Data excerpts -
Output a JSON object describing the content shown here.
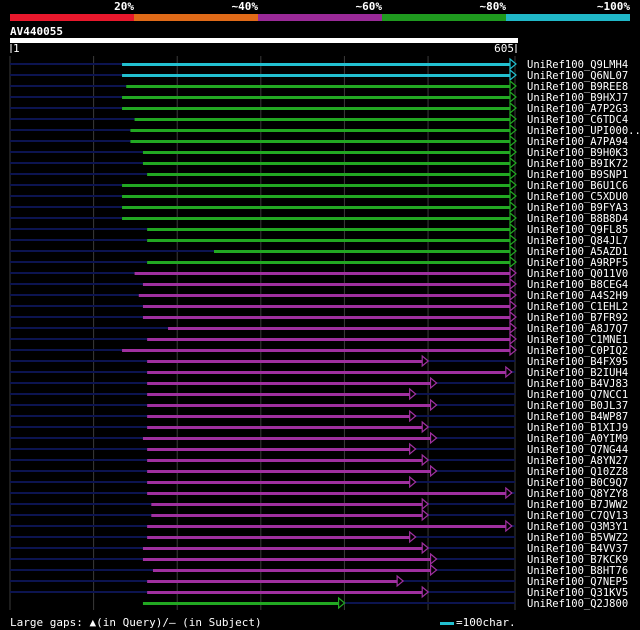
{
  "query": {
    "name": "AV440055",
    "length": 605,
    "start_label": "1",
    "end_label": "605"
  },
  "legend": [
    {
      "label": "20%",
      "color": "#e8182c"
    },
    {
      "label": "~40%",
      "color": "#e06a18"
    },
    {
      "label": "~60%",
      "color": "#9a2a98"
    },
    {
      "label": "~80%",
      "color": "#1f9a1f"
    },
    {
      "label": "~100%",
      "color": "#20b8c8"
    }
  ],
  "colors": {
    "cyan": "#22c0d0",
    "green": "#22a822",
    "purple": "#a030a0",
    "navy": "#0c1450",
    "grid": "#3a3a3a"
  },
  "footer": {
    "gaps_text": "Large gaps: ▲(in Query)/– (in Subject)",
    "scale_text": "=100char."
  },
  "chart_data": {
    "type": "alignment",
    "x_range": [
      1,
      605
    ],
    "hits": [
      {
        "name": "UniRef100_Q9LMH4",
        "start": 135,
        "end": 605,
        "color": "cyan",
        "ntail": 135
      },
      {
        "name": "UniRef100_Q6NL07",
        "start": 135,
        "end": 605,
        "color": "cyan",
        "ntail": 135
      },
      {
        "name": "UniRef100_B9REE8",
        "start": 140,
        "end": 605,
        "color": "green",
        "ntail": 135
      },
      {
        "name": "UniRef100_B9HXJ7",
        "start": 135,
        "end": 605,
        "color": "green",
        "ntail": 135
      },
      {
        "name": "UniRef100_A7P2G3",
        "start": 135,
        "end": 605,
        "color": "green",
        "ntail": 135
      },
      {
        "name": "UniRef100_C6TDC4",
        "start": 150,
        "end": 605,
        "color": "green",
        "ntail": 135
      },
      {
        "name": "UniRef100_UPI000..",
        "start": 145,
        "end": 605,
        "color": "green",
        "ntail": 135
      },
      {
        "name": "UniRef100_A7PA94",
        "start": 145,
        "end": 605,
        "color": "green",
        "ntail": 135
      },
      {
        "name": "UniRef100_B9H0K3",
        "start": 160,
        "end": 605,
        "color": "green",
        "ntail": 155
      },
      {
        "name": "UniRef100_B9IK72",
        "start": 160,
        "end": 605,
        "color": "green",
        "ntail": 155
      },
      {
        "name": "UniRef100_B9SNP1",
        "start": 165,
        "end": 605,
        "color": "green",
        "ntail": 160
      },
      {
        "name": "UniRef100_B6U1C6",
        "start": 135,
        "end": 605,
        "color": "green",
        "ntail": 135
      },
      {
        "name": "UniRef100_C5XDU0",
        "start": 135,
        "end": 605,
        "color": "green",
        "ntail": 135
      },
      {
        "name": "UniRef100_B9FYA3",
        "start": 135,
        "end": 605,
        "color": "green",
        "ntail": 135
      },
      {
        "name": "UniRef100_B8B8D4",
        "start": 135,
        "end": 605,
        "color": "green",
        "ntail": 135
      },
      {
        "name": "UniRef100_Q9FL85",
        "start": 165,
        "end": 605,
        "color": "green",
        "ntail": 160
      },
      {
        "name": "UniRef100_Q84JL7",
        "start": 165,
        "end": 605,
        "color": "green",
        "ntail": 160
      },
      {
        "name": "UniRef100_A5AZD1",
        "start": 245,
        "end": 605,
        "color": "green",
        "ntail": 240
      },
      {
        "name": "UniRef100_A9RPF5",
        "start": 165,
        "end": 605,
        "color": "green",
        "ntail": 160
      },
      {
        "name": "UniRef100_Q011V0",
        "start": 150,
        "end": 605,
        "color": "purple",
        "ntail": 145
      },
      {
        "name": "UniRef100_B8CEG4",
        "start": 160,
        "end": 605,
        "color": "purple",
        "ntail": 155
      },
      {
        "name": "UniRef100_A4S2H9",
        "start": 155,
        "end": 605,
        "color": "purple",
        "ntail": 150
      },
      {
        "name": "UniRef100_C1EHL2",
        "start": 160,
        "end": 605,
        "color": "purple",
        "ntail": 155
      },
      {
        "name": "UniRef100_B7FR92",
        "start": 160,
        "end": 605,
        "color": "purple",
        "ntail": 155
      },
      {
        "name": "UniRef100_A8J7Q7",
        "start": 190,
        "end": 605,
        "color": "purple",
        "ntail": 185
      },
      {
        "name": "UniRef100_C1MNE1",
        "start": 165,
        "end": 605,
        "color": "purple",
        "ntail": 160
      },
      {
        "name": "UniRef100_C0PIQ2",
        "start": 135,
        "end": 605,
        "color": "purple",
        "ntail": 135
      },
      {
        "name": "UniRef100_B4FX95",
        "start": 165,
        "end": 500,
        "color": "purple",
        "ntail": 160
      },
      {
        "name": "UniRef100_B2IUH4",
        "start": 165,
        "end": 600,
        "color": "purple",
        "ntail": 160
      },
      {
        "name": "UniRef100_B4VJ83",
        "start": 165,
        "end": 510,
        "color": "purple",
        "ntail": 160
      },
      {
        "name": "UniRef100_Q7NCC1",
        "start": 165,
        "end": 485,
        "color": "purple",
        "ntail": 160
      },
      {
        "name": "UniRef100_B0JL37",
        "start": 165,
        "end": 510,
        "color": "purple",
        "ntail": 160
      },
      {
        "name": "UniRef100_B4WP87",
        "start": 165,
        "end": 485,
        "color": "purple",
        "ntail": 160
      },
      {
        "name": "UniRef100_B1XIJ9",
        "start": 165,
        "end": 500,
        "color": "purple",
        "ntail": 160
      },
      {
        "name": "UniRef100_A0YIM9",
        "start": 160,
        "end": 510,
        "color": "purple",
        "ntail": 155
      },
      {
        "name": "UniRef100_Q7NG44",
        "start": 165,
        "end": 485,
        "color": "purple",
        "ntail": 160
      },
      {
        "name": "UniRef100_A8YN27",
        "start": 165,
        "end": 500,
        "color": "purple",
        "ntail": 160
      },
      {
        "name": "UniRef100_Q10ZZ8",
        "start": 165,
        "end": 510,
        "color": "purple",
        "ntail": 160
      },
      {
        "name": "UniRef100_B0C9Q7",
        "start": 165,
        "end": 485,
        "color": "purple",
        "ntail": 160
      },
      {
        "name": "UniRef100_Q8YZY8",
        "start": 165,
        "end": 600,
        "color": "purple",
        "ntail": 160
      },
      {
        "name": "UniRef100_B7JWW2",
        "start": 170,
        "end": 500,
        "color": "purple",
        "ntail": 165
      },
      {
        "name": "UniRef100_C7QV13",
        "start": 170,
        "end": 500,
        "color": "purple",
        "ntail": 165
      },
      {
        "name": "UniRef100_Q3M3Y1",
        "start": 165,
        "end": 600,
        "color": "purple",
        "ntail": 160
      },
      {
        "name": "UniRef100_B5VWZ2",
        "start": 165,
        "end": 485,
        "color": "purple",
        "ntail": 160
      },
      {
        "name": "UniRef100_B4VV37",
        "start": 160,
        "end": 500,
        "color": "purple",
        "ntail": 155
      },
      {
        "name": "UniRef100_B7KCK9",
        "start": 160,
        "end": 510,
        "color": "purple",
        "ntail": 155
      },
      {
        "name": "UniRef100_B8HT76",
        "start": 172,
        "end": 510,
        "color": "purple",
        "ntail": 170
      },
      {
        "name": "UniRef100_Q7NEP5",
        "start": 165,
        "end": 470,
        "color": "purple",
        "ntail": 160
      },
      {
        "name": "UniRef100_Q31KV5",
        "start": 165,
        "end": 500,
        "color": "purple",
        "ntail": 160
      },
      {
        "name": "UniRef100_Q2J800",
        "start": 160,
        "end": 400,
        "color": "green",
        "ntail": 0
      }
    ]
  }
}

Directive -
Each entry above is to be written out again unchanged, apart from the pictures, which are left out.

Output for this exercise -
Output a JSON object describing the content shown here.
{
  "query": {
    "name": "AV440055",
    "length": 605,
    "start_label": "1",
    "end_label": "605"
  },
  "legend": [
    {
      "label": "20%",
      "color": "#e8182c"
    },
    {
      "label": "~40%",
      "color": "#e06a18"
    },
    {
      "label": "~60%",
      "color": "#9a2a98"
    },
    {
      "label": "~80%",
      "color": "#1f9a1f"
    },
    {
      "label": "~100%",
      "color": "#20b8c8"
    }
  ],
  "colors": {
    "cyan": "#22c0d0",
    "green": "#22a822",
    "purple": "#a030a0",
    "navy": "#0c1450",
    "grid": "#3a3a3a"
  },
  "footer": {
    "gaps_text": "Large gaps: ▲(in Query)/– (in Subject)",
    "scale_text": "=100char."
  },
  "chart_data": {
    "type": "alignment",
    "x_range": [
      1,
      605
    ],
    "hits": [
      {
        "name": "UniRef100_Q9LMH4",
        "start": 135,
        "end": 605,
        "color": "cyan",
        "ntail": 135
      },
      {
        "name": "UniRef100_Q6NL07",
        "start": 135,
        "end": 605,
        "color": "cyan",
        "ntail": 135
      },
      {
        "name": "UniRef100_B9REE8",
        "start": 140,
        "end": 605,
        "color": "green",
        "ntail": 135
      },
      {
        "name": "UniRef100_B9HXJ7",
        "start": 135,
        "end": 605,
        "color": "green",
        "ntail": 135
      },
      {
        "name": "UniRef100_A7P2G3",
        "start": 135,
        "end": 605,
        "color": "green",
        "ntail": 135
      },
      {
        "name": "UniRef100_C6TDC4",
        "start": 150,
        "end": 605,
        "color": "green",
        "ntail": 135
      },
      {
        "name": "UniRef100_UPI000..",
        "start": 145,
        "end": 605,
        "color": "green",
        "ntail": 135
      },
      {
        "name": "UniRef100_A7PA94",
        "start": 145,
        "end": 605,
        "color": "green",
        "ntail": 135
      },
      {
        "name": "UniRef100_B9H0K3",
        "start": 160,
        "end": 605,
        "color": "green",
        "ntail": 155
      },
      {
        "name": "UniRef100_B9IK72",
        "start": 160,
        "end": 605,
        "color": "green",
        "ntail": 155
      },
      {
        "name": "UniRef100_B9SNP1",
        "start": 165,
        "end": 605,
        "color": "green",
        "ntail": 160
      },
      {
        "name": "UniRef100_B6U1C6",
        "start": 135,
        "end": 605,
        "color": "green",
        "ntail": 135
      },
      {
        "name": "UniRef100_C5XDU0",
        "start": 135,
        "end": 605,
        "color": "green",
        "ntail": 135
      },
      {
        "name": "UniRef100_B9FYA3",
        "start": 135,
        "end": 605,
        "color": "green",
        "ntail": 135
      },
      {
        "name": "UniRef100_B8B8D4",
        "start": 135,
        "end": 605,
        "color": "green",
        "ntail": 135
      },
      {
        "name": "UniRef100_Q9FL85",
        "start": 165,
        "end": 605,
        "color": "green",
        "ntail": 160
      },
      {
        "name": "UniRef100_Q84JL7",
        "start": 165,
        "end": 605,
        "color": "green",
        "ntail": 160
      },
      {
        "name": "UniRef100_A5AZD1",
        "start": 245,
        "end": 605,
        "color": "green",
        "ntail": 240
      },
      {
        "name": "UniRef100_A9RPF5",
        "start": 165,
        "end": 605,
        "color": "green",
        "ntail": 160
      },
      {
        "name": "UniRef100_Q011V0",
        "start": 150,
        "end": 605,
        "color": "purple",
        "ntail": 145
      },
      {
        "name": "UniRef100_B8CEG4",
        "start": 160,
        "end": 605,
        "color": "purple",
        "ntail": 155
      },
      {
        "name": "UniRef100_A4S2H9",
        "start": 155,
        "end": 605,
        "color": "purple",
        "ntail": 150
      },
      {
        "name": "UniRef100_C1EHL2",
        "start": 160,
        "end": 605,
        "color": "purple",
        "ntail": 155
      },
      {
        "name": "UniRef100_B7FR92",
        "start": 160,
        "end": 605,
        "color": "purple",
        "ntail": 155
      },
      {
        "name": "UniRef100_A8J7Q7",
        "start": 190,
        "end": 605,
        "color": "purple",
        "ntail": 185
      },
      {
        "name": "UniRef100_C1MNE1",
        "start": 165,
        "end": 605,
        "color": "purple",
        "ntail": 160
      },
      {
        "name": "UniRef100_C0PIQ2",
        "start": 135,
        "end": 605,
        "color": "purple",
        "ntail": 135
      },
      {
        "name": "UniRef100_B4FX95",
        "start": 165,
        "end": 500,
        "color": "purple",
        "ntail": 160
      },
      {
        "name": "UniRef100_B2IUH4",
        "start": 165,
        "end": 600,
        "color": "purple",
        "ntail": 160
      },
      {
        "name": "UniRef100_B4VJ83",
        "start": 165,
        "end": 510,
        "color": "purple",
        "ntail": 160
      },
      {
        "name": "UniRef100_Q7NCC1",
        "start": 165,
        "end": 485,
        "color": "purple",
        "ntail": 160
      },
      {
        "name": "UniRef100_B0JL37",
        "start": 165,
        "end": 510,
        "color": "purple",
        "ntail": 160
      },
      {
        "name": "UniRef100_B4WP87",
        "start": 165,
        "end": 485,
        "color": "purple",
        "ntail": 160
      },
      {
        "name": "UniRef100_B1XIJ9",
        "start": 165,
        "end": 500,
        "color": "purple",
        "ntail": 160
      },
      {
        "name": "UniRef100_A0YIM9",
        "start": 160,
        "end": 510,
        "color": "purple",
        "ntail": 155
      },
      {
        "name": "UniRef100_Q7NG44",
        "start": 165,
        "end": 485,
        "color": "purple",
        "ntail": 160
      },
      {
        "name": "UniRef100_A8YN27",
        "start": 165,
        "end": 500,
        "color": "purple",
        "ntail": 160
      },
      {
        "name": "UniRef100_Q10ZZ8",
        "start": 165,
        "end": 510,
        "color": "purple",
        "ntail": 160
      },
      {
        "name": "UniRef100_B0C9Q7",
        "start": 165,
        "end": 485,
        "color": "purple",
        "ntail": 160
      },
      {
        "name": "UniRef100_Q8YZY8",
        "start": 165,
        "end": 600,
        "color": "purple",
        "ntail": 160
      },
      {
        "name": "UniRef100_B7JWW2",
        "start": 170,
        "end": 500,
        "color": "purple",
        "ntail": 165
      },
      {
        "name": "UniRef100_C7QV13",
        "start": 170,
        "end": 500,
        "color": "purple",
        "ntail": 165
      },
      {
        "name": "UniRef100_Q3M3Y1",
        "start": 165,
        "end": 600,
        "color": "purple",
        "ntail": 160
      },
      {
        "name": "UniRef100_B5VWZ2",
        "start": 165,
        "end": 485,
        "color": "purple",
        "ntail": 160
      },
      {
        "name": "UniRef100_B4VV37",
        "start": 160,
        "end": 500,
        "color": "purple",
        "ntail": 155
      },
      {
        "name": "UniRef100_B7KCK9",
        "start": 160,
        "end": 510,
        "color": "purple",
        "ntail": 155
      },
      {
        "name": "UniRef100_B8HT76",
        "start": 172,
        "end": 510,
        "color": "purple",
        "ntail": 170
      },
      {
        "name": "UniRef100_Q7NEP5",
        "start": 165,
        "end": 470,
        "color": "purple",
        "ntail": 160
      },
      {
        "name": "UniRef100_Q31KV5",
        "start": 165,
        "end": 500,
        "color": "purple",
        "ntail": 160
      },
      {
        "name": "UniRef100_Q2J800",
        "start": 160,
        "end": 400,
        "color": "green",
        "ntail": 0
      }
    ]
  }
}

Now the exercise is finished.